§ **Aim**: The data must be returned in full and exactly as given.

Extracts from a graphics dataset
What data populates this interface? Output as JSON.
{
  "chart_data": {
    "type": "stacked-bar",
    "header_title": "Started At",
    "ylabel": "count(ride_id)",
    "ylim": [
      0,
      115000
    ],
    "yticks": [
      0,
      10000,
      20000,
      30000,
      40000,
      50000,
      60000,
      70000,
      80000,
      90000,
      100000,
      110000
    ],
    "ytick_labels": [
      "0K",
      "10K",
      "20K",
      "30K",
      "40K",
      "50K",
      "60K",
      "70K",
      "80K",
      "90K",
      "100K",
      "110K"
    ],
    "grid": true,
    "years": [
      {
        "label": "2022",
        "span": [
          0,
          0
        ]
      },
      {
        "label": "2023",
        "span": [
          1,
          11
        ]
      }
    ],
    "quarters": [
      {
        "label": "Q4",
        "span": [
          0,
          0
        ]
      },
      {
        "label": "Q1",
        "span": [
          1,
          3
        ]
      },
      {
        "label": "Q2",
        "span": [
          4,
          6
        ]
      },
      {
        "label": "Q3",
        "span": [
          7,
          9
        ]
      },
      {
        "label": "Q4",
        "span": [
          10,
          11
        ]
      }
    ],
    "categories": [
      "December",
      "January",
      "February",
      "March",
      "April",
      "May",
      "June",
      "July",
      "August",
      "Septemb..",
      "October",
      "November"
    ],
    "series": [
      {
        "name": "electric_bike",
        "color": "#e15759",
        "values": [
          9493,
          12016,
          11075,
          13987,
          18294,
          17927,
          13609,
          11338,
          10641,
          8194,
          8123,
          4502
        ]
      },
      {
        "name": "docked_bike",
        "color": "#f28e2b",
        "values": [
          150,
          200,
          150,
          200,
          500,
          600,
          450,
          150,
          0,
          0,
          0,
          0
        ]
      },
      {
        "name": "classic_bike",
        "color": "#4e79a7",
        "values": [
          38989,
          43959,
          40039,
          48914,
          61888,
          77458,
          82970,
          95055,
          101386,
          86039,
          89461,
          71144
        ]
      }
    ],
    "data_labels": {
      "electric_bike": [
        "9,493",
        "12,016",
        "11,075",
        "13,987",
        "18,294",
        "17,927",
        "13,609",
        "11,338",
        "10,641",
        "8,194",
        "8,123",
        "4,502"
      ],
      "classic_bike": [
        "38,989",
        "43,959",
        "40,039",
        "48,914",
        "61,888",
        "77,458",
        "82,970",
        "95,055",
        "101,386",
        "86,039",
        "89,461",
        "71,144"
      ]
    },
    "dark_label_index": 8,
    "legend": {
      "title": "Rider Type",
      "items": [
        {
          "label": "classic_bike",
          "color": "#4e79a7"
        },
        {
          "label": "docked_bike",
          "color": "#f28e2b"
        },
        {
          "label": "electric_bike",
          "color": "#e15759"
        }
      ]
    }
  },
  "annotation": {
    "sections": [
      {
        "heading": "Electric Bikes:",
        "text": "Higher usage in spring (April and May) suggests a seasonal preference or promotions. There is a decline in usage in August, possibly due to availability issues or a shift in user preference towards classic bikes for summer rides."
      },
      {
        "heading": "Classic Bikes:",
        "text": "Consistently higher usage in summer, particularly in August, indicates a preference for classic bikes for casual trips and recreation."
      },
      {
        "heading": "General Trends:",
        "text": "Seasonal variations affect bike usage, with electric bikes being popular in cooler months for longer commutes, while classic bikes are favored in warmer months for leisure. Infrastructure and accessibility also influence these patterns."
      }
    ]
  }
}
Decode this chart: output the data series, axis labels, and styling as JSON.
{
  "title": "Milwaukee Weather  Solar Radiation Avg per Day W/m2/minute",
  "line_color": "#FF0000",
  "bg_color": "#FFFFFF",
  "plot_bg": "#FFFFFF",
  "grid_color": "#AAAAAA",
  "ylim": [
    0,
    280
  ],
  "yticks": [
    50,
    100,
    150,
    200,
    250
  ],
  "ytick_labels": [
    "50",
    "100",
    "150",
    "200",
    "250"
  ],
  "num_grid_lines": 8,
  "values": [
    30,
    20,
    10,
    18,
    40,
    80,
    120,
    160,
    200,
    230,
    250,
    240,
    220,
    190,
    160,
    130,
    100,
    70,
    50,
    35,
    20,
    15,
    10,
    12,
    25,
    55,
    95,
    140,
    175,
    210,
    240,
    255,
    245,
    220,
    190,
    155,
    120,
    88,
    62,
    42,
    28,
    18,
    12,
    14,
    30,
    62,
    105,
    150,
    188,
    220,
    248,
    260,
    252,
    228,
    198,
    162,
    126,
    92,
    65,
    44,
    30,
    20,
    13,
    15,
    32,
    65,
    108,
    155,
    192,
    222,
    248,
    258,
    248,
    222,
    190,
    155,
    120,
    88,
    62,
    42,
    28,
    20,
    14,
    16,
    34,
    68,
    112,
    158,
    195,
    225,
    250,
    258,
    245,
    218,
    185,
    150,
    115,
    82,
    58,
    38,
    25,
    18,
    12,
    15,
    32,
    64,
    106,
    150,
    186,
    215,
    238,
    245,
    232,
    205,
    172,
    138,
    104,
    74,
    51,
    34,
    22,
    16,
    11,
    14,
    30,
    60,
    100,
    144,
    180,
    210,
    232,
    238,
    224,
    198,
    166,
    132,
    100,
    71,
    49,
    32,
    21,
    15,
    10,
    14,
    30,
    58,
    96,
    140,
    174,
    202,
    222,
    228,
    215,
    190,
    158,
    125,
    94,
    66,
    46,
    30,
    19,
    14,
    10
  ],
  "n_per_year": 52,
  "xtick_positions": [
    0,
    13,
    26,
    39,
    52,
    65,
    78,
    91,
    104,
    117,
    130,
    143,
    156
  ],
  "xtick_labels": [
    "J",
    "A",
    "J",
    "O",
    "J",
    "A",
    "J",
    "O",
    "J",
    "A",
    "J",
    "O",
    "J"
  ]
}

§ **Final answer**:
What data populates this interface? Output as JSON.
{
  "chart_data": {
    "type": "stacked-bar",
    "header_title": "Started At",
    "ylabel": "count(ride_id)",
    "ylim": [
      0,
      115000
    ],
    "yticks": [
      0,
      10000,
      20000,
      30000,
      40000,
      50000,
      60000,
      70000,
      80000,
      90000,
      100000,
      110000
    ],
    "ytick_labels": [
      "0K",
      "10K",
      "20K",
      "30K",
      "40K",
      "50K",
      "60K",
      "70K",
      "80K",
      "90K",
      "100K",
      "110K"
    ],
    "grid": true,
    "years": [
      {
        "label": "2022",
        "span": [
          0,
          0
        ]
      },
      {
        "label": "2023",
        "span": [
          1,
          11
        ]
      }
    ],
    "quarters": [
      {
        "label": "Q4",
        "span": [
          0,
          0
        ]
      },
      {
        "label": "Q1",
        "span": [
          1,
          3
        ]
      },
      {
        "label": "Q2",
        "span": [
          4,
          6
        ]
      },
      {
        "label": "Q3",
        "span": [
          7,
          9
        ]
      },
      {
        "label": "Q4",
        "span": [
          10,
          11
        ]
      }
    ],
    "categories": [
      "December",
      "January",
      "February",
      "March",
      "April",
      "May",
      "June",
      "July",
      "August",
      "Septemb..",
      "October",
      "November"
    ],
    "series": [
      {
        "name": "electric_bike",
        "color": "#e15759",
        "values": [
          9493,
          12016,
          11075,
          13987,
          18294,
          17927,
          13609,
          11338,
          10641,
          8194,
          8123,
          4502
        ]
      },
      {
        "name": "docked_bike",
        "color": "#f28e2b",
        "values": [
          150,
          200,
          150,
          200,
          500,
          600,
          450,
          150,
          0,
          0,
          0,
          0
        ]
      },
      {
        "name": "classic_bike",
        "color": "#4e79a7",
        "values": [
          38989,
          43959,
          40039,
          48914,
          61888,
          77458,
          82970,
          95055,
          101386,
          86039,
          89461,
          71144
        ]
      }
    ],
    "data_labels": {
      "electric_bike": [
        "9,493",
        "12,016",
        "11,075",
        "13,987",
        "18,294",
        "17,927",
        "13,609",
        "11,338",
        "10,641",
        "8,194",
        "8,123",
        "4,502"
      ],
      "classic_bike": [
        "38,989",
        "43,959",
        "40,039",
        "48,914",
        "61,888",
        "77,458",
        "82,970",
        "95,055",
        "101,386",
        "86,039",
        "89,461",
        "71,144"
      ]
    },
    "dark_label_index": 8,
    "legend": {
      "title": "Rider Type",
      "items": [
        {
          "label": "classic_bike",
          "color": "#4e79a7"
        },
        {
          "label": "docked_bike",
          "color": "#f28e2b"
        },
        {
          "label": "electric_bike",
          "color": "#e15759"
        }
      ]
    }
  },
  "annotation": {
    "sections": [
      {
        "heading": "Electric Bikes:",
        "text": "Higher usage in spring (April and May) suggests a seasonal preference or promotions. There is a decline in usage in August, possibly due to availability issues or a shift in user preference towards classic bikes for summer rides."
      },
      {
        "heading": "Classic Bikes:",
        "text": "Consistently higher usage in summer, particularly in August, indicates a preference for classic bikes for casual trips and recreation."
      },
      {
        "heading": "General Trends:",
        "text": "Seasonal variations affect bike usage, with electric bikes being popular in cooler months for longer commutes, while classic bikes are favored in warmer months for leisure. Infrastructure and accessibility also influence these patterns."
      }
    ]
  }
}
Decode this chart: output the data series, axis labels, and styling as JSON.
{
  "title": "Milwaukee Weather  Solar Radiation Avg per Day W/m2/minute",
  "line_color": "#FF0000",
  "bg_color": "#FFFFFF",
  "plot_bg": "#FFFFFF",
  "grid_color": "#AAAAAA",
  "ylim": [
    0,
    280
  ],
  "yticks": [
    50,
    100,
    150,
    200,
    250
  ],
  "ytick_labels": [
    "50",
    "100",
    "150",
    "200",
    "250"
  ],
  "num_grid_lines": 8,
  "values": [
    30,
    20,
    10,
    18,
    40,
    80,
    120,
    160,
    200,
    230,
    250,
    240,
    220,
    190,
    160,
    130,
    100,
    70,
    50,
    35,
    20,
    15,
    10,
    12,
    25,
    55,
    95,
    140,
    175,
    210,
    240,
    255,
    245,
    220,
    190,
    155,
    120,
    88,
    62,
    42,
    28,
    18,
    12,
    14,
    30,
    62,
    105,
    150,
    188,
    220,
    248,
    260,
    252,
    228,
    198,
    162,
    126,
    92,
    65,
    44,
    30,
    20,
    13,
    15,
    32,
    65,
    108,
    155,
    192,
    222,
    248,
    258,
    248,
    222,
    190,
    155,
    120,
    88,
    62,
    42,
    28,
    20,
    14,
    16,
    34,
    68,
    112,
    158,
    195,
    225,
    250,
    258,
    245,
    218,
    185,
    150,
    115,
    82,
    58,
    38,
    25,
    18,
    12,
    15,
    32,
    64,
    106,
    150,
    186,
    215,
    238,
    245,
    232,
    205,
    172,
    138,
    104,
    74,
    51,
    34,
    22,
    16,
    11,
    14,
    30,
    60,
    100,
    144,
    180,
    210,
    232,
    238,
    224,
    198,
    166,
    132,
    100,
    71,
    49,
    32,
    21,
    15,
    10,
    14,
    30,
    58,
    96,
    140,
    174,
    202,
    222,
    228,
    215,
    190,
    158,
    125,
    94,
    66,
    46,
    30,
    19,
    14,
    10
  ],
  "n_per_year": 52,
  "xtick_positions": [
    0,
    13,
    26,
    39,
    52,
    65,
    78,
    91,
    104,
    117,
    130,
    143,
    156
  ],
  "xtick_labels": [
    "J",
    "A",
    "J",
    "O",
    "J",
    "A",
    "J",
    "O",
    "J",
    "A",
    "J",
    "O",
    "J"
  ]
}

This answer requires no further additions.